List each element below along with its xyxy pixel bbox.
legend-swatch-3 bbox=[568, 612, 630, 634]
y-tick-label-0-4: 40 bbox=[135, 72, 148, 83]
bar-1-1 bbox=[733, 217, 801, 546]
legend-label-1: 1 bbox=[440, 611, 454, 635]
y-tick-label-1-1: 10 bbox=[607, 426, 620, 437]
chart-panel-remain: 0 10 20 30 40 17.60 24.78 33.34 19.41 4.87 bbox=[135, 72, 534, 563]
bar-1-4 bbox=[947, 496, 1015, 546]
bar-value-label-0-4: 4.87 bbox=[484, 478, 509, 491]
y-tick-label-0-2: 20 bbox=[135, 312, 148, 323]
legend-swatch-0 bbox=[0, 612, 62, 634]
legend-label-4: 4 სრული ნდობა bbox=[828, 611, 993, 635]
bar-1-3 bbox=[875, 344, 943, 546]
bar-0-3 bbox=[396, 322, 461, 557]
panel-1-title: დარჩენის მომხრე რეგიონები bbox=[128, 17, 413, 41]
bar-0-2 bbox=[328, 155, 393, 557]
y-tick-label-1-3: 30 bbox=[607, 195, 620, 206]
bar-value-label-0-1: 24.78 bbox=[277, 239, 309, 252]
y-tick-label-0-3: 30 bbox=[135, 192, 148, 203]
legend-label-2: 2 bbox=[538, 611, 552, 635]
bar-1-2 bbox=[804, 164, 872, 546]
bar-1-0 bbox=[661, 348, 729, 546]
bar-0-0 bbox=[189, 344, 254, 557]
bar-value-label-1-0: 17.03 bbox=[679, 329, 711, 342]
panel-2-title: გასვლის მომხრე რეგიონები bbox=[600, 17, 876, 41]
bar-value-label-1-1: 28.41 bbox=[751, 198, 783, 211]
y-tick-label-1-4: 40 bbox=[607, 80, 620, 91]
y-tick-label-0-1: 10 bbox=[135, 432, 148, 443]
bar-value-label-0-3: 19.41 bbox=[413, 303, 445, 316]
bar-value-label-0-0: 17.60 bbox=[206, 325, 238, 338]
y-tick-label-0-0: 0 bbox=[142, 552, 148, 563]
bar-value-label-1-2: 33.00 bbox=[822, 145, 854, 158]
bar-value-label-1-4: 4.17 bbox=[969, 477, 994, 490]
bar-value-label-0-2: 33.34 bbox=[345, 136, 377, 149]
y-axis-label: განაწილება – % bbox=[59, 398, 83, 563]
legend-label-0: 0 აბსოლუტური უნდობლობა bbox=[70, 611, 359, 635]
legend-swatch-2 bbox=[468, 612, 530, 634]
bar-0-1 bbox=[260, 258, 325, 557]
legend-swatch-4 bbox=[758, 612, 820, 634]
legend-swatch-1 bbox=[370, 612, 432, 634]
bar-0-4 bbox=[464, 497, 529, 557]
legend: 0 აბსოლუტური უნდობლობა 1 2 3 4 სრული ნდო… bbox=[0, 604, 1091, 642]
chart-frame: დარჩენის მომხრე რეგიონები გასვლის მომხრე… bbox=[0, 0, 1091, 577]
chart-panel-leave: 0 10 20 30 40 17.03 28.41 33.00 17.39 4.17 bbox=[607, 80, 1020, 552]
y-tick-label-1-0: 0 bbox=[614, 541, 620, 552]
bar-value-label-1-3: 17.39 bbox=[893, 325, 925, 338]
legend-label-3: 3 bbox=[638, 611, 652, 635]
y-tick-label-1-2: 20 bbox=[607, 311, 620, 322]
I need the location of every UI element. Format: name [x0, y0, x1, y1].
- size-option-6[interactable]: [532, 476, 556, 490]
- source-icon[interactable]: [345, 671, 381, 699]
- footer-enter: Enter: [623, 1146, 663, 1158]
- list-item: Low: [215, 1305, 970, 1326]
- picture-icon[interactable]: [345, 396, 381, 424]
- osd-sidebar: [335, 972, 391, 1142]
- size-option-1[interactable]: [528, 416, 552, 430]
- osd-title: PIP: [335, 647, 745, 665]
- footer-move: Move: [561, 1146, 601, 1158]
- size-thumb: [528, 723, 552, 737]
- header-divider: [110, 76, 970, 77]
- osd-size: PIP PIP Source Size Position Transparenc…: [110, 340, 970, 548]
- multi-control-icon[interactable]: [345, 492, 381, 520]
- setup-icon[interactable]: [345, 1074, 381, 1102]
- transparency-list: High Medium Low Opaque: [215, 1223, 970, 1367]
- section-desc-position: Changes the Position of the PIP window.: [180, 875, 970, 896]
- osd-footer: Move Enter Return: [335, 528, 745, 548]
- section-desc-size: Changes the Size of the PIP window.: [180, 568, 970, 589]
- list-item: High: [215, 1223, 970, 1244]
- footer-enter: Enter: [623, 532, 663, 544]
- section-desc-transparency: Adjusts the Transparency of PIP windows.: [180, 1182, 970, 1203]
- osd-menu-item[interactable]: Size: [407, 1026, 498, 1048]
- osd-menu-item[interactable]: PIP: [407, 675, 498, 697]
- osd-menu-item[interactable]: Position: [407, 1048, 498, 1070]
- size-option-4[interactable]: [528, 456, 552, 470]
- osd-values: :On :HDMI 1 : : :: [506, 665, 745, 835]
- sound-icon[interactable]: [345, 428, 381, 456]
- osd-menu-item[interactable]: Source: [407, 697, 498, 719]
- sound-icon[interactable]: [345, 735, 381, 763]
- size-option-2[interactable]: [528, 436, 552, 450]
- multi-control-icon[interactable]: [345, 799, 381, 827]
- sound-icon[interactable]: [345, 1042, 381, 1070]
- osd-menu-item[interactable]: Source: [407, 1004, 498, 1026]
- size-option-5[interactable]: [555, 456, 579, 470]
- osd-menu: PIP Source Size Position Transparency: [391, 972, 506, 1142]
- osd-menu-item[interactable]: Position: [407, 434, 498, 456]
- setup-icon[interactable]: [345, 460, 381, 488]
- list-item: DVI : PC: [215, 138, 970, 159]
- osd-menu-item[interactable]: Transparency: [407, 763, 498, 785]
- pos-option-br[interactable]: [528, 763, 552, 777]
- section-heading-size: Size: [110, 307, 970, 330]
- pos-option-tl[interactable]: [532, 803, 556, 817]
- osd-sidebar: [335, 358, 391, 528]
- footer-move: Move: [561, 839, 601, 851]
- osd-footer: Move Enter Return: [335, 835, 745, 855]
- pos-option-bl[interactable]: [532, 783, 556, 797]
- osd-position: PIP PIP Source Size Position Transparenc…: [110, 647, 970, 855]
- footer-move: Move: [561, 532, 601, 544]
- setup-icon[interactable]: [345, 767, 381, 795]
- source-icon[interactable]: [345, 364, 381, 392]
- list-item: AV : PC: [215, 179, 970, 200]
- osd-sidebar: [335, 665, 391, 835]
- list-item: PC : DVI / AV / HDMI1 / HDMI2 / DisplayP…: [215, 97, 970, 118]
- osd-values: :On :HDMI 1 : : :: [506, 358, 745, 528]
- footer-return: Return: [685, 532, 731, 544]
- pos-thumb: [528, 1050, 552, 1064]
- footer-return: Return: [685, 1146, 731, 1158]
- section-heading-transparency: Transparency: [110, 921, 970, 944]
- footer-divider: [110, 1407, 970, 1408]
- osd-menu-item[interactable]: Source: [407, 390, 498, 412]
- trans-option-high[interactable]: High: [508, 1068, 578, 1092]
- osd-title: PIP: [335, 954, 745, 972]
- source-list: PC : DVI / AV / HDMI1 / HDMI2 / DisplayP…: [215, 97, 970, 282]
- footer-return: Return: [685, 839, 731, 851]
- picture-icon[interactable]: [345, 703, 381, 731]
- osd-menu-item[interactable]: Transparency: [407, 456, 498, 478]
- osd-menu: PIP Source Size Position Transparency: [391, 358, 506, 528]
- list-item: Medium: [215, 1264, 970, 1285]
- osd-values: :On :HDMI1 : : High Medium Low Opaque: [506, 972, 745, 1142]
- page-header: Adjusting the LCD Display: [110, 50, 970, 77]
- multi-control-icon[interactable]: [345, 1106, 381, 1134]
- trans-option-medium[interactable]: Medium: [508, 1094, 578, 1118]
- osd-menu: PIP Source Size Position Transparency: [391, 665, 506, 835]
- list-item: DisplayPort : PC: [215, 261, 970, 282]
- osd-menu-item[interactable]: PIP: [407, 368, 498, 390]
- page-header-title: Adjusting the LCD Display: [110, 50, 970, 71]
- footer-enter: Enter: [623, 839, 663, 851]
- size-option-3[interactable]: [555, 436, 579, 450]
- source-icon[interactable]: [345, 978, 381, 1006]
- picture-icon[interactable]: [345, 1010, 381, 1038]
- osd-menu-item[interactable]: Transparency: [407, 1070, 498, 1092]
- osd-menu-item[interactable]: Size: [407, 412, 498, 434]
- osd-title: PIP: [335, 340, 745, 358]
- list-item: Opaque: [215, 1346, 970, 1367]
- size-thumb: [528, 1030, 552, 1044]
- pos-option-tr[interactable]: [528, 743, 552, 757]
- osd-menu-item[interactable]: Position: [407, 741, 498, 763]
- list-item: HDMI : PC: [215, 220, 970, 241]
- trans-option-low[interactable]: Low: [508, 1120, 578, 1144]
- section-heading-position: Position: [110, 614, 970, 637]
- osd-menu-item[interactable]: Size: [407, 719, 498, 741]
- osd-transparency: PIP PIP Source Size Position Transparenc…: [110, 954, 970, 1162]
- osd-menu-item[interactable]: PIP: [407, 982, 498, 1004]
◆ ◆ ◆ ◆
## PROMPT:
Recast the lines from the first one through the line containing "bar-value-label-0-2: 33.34 bbox=[345, 136, 377, 149]", inclusive, as a Markdown table with two columns, Row and Line, where Row holds a running number and Line holds the line itself. Omit any blank lines.

## FULL ANSWER:
| Row | Line |
|---|---|
| 1 | List each element below along with its xyxy pixel bbox. |
| 2 | legend-swatch-3 bbox=[568, 612, 630, 634] |
| 3 | y-tick-label-0-4: 40 bbox=[135, 72, 148, 83] |
| 4 | bar-1-1 bbox=[733, 217, 801, 546] |
| 5 | legend-label-1: 1 bbox=[440, 611, 454, 635] |
| 6 | y-tick-label-1-1: 10 bbox=[607, 426, 620, 437] |
| 7 | chart-panel-remain: 0 10 20 30 40 17.60 24.78 33.34 19.41 4.87 bbox=[135, 72, 534, 563] |
| 8 | bar-1-4 bbox=[947, 496, 1015, 546] |
| 9 | bar-value-label-0-4: 4.87 bbox=[484, 478, 509, 491] |
| 10 | y-tick-label-0-2: 20 bbox=[135, 312, 148, 323] |
| 11 | legend-swatch-0 bbox=[0, 612, 62, 634] |
| 12 | legend-label-4: 4 სრული ნდობა bbox=[828, 611, 993, 635] |
| 13 | bar-1-3 bbox=[875, 344, 943, 546] |
| 14 | bar-0-3 bbox=[396, 322, 461, 557] |
| 15 | panel-1-title: დარჩენის მომხრე რეგიონები bbox=[128, 17, 413, 41] |
| 16 | bar-0-2 bbox=[328, 155, 393, 557] |
| 17 | y-tick-label-1-3: 30 bbox=[607, 195, 620, 206] |
| 18 | bar-value-label-0-1: 24.78 bbox=[277, 239, 309, 252] |
| 19 | y-tick-label-0-3: 30 bbox=[135, 192, 148, 203] |
| 20 | legend-label-2: 2 bbox=[538, 611, 552, 635] |
| 21 | bar-1-2 bbox=[804, 164, 872, 546] |
| 22 | bar-1-0 bbox=[661, 348, 729, 546] |
| 23 | bar-0-0 bbox=[189, 344, 254, 557] |
| 24 | bar-value-label-1-0: 17.03 bbox=[679, 329, 711, 342] |
| 25 | panel-2-title: გასვლის მომხრე რეგიონები bbox=[600, 17, 876, 41] |
| 26 | bar-value-label-1-1: 28.41 bbox=[751, 198, 783, 211] |
| 27 | y-tick-label-1-4: 40 bbox=[607, 80, 620, 91] |
| 28 | y-tick-label-0-1: 10 bbox=[135, 432, 148, 443] |
| 29 | bar-value-label-0-3: 19.41 bbox=[413, 303, 445, 316] |
| 30 | bar-value-label-0-0: 17.60 bbox=[206, 325, 238, 338] |
| 31 | y-tick-label-0-0: 0 bbox=[142, 552, 148, 563] |
| 32 | bar-value-label-1-2: 33.00 bbox=[822, 145, 854, 158] |
| 33 | bar-value-label-1-4: 4.17 bbox=[969, 477, 994, 490] |
| 34 | bar-value-label-0-2: 33.34 bbox=[345, 136, 377, 149] |